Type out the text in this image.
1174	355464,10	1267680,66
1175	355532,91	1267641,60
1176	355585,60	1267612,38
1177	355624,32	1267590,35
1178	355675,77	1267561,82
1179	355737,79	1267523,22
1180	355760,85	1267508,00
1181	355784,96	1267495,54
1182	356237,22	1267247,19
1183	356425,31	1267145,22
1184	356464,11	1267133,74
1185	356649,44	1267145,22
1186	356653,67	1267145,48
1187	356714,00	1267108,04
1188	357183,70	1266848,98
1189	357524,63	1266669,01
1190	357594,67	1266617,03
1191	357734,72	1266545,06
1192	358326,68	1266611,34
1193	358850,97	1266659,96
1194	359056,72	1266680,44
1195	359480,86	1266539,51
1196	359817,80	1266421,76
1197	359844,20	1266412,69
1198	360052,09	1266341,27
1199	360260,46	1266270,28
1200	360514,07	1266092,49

_____

#### Exercise directions:
Repeat the material above in full, keeping every word.

#### Solved exercise:
Type out the text in this image.
1174	355464,10	1267680,66
1175	355532,91	1267641,60
1176	355585,60	1267612,38
1177	355624,32	1267590,35
1178	355675,77	1267561,82
1179	355737,79	1267523,22
1180	355760,85	1267508,00
1181	355784,96	1267495,54
1182	356237,22	1267247,19
1183	356425,31	1267145,22
1184	356464,11	1267133,74
1185	356649,44	1267145,22
1186	356653,67	1267145,48
1187	356714,00	1267108,04
1188	357183,70	1266848,98
1189	357524,63	1266669,01
1190	357594,67	1266617,03
1191	357734,72	1266545,06
1192	358326,68	1266611,34
1193	358850,97	1266659,96
1194	359056,72	1266680,44
1195	359480,86	1266539,51
1196	359817,80	1266421,76
1197	359844,20	1266412,69
1198	360052,09	1266341,27
1199	360260,46	1266270,28
1200	360514,07	1266092,49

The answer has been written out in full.